Excerpt from a dataset
'''

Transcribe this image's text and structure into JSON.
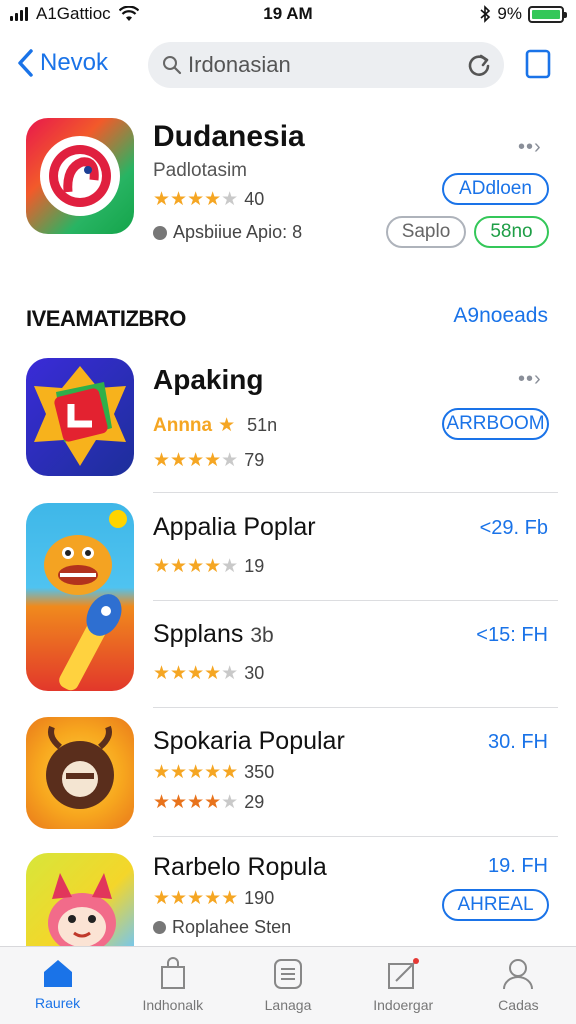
{
  "status_bar": {
    "carrier": "A1Gattioc",
    "time": "19 AM",
    "battery_text": "9%",
    "battery_color": "#34c759"
  },
  "nav": {
    "back_label": "Nevok",
    "search_value": "Irdonasian",
    "search_placeholder": "Irdonasian"
  },
  "featured": {
    "title": "Dudanesia",
    "subtitle": "Padlotasim",
    "rating_count": "40",
    "stars": 4.5,
    "meta": "Apsbiiue Apio: 8",
    "primary_button": "ADdloen",
    "button_secondary": "Saplo",
    "button_green": "58no"
  },
  "section": {
    "title": "IVEAMATIZBRO",
    "link": "A9noeads"
  },
  "apps": [
    {
      "name": "Apaking",
      "rating_label_1": "Annna",
      "rating_count_1": "51n",
      "rating_count_2": "79",
      "button": "ARRBOOM"
    },
    {
      "name": "Appalia Poplar",
      "price": "<29. Fb",
      "rating_count": "19"
    },
    {
      "name": "Spplans",
      "name_suffix": "3b",
      "price": "<15: FH",
      "rating_count": "30"
    },
    {
      "name": "Spokaria Popular",
      "price": "30. FH",
      "rating_count_1": "350",
      "rating_count_2": "29"
    },
    {
      "name": "Rarbelo Ropula",
      "price": "19. FH",
      "rating_count": "190",
      "meta": "Roplahee Sten",
      "button": "AHREAL"
    }
  ],
  "tabs": [
    {
      "label": "Raurek",
      "icon": "home-icon"
    },
    {
      "label": "Indhonalk",
      "icon": "bag-icon"
    },
    {
      "label": "Lanaga",
      "icon": "list-icon"
    },
    {
      "label": "Indoergar",
      "icon": "edit-icon"
    },
    {
      "label": "Cadas",
      "icon": "person-icon"
    }
  ],
  "colors": {
    "accent": "#1a73e8",
    "star": "#f5a623",
    "green": "#34c759"
  }
}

'''

### TO DO:
What is the number of lines that hold the string "icon"? Reply with that number alone.

### EXERCISE ANSWER:
5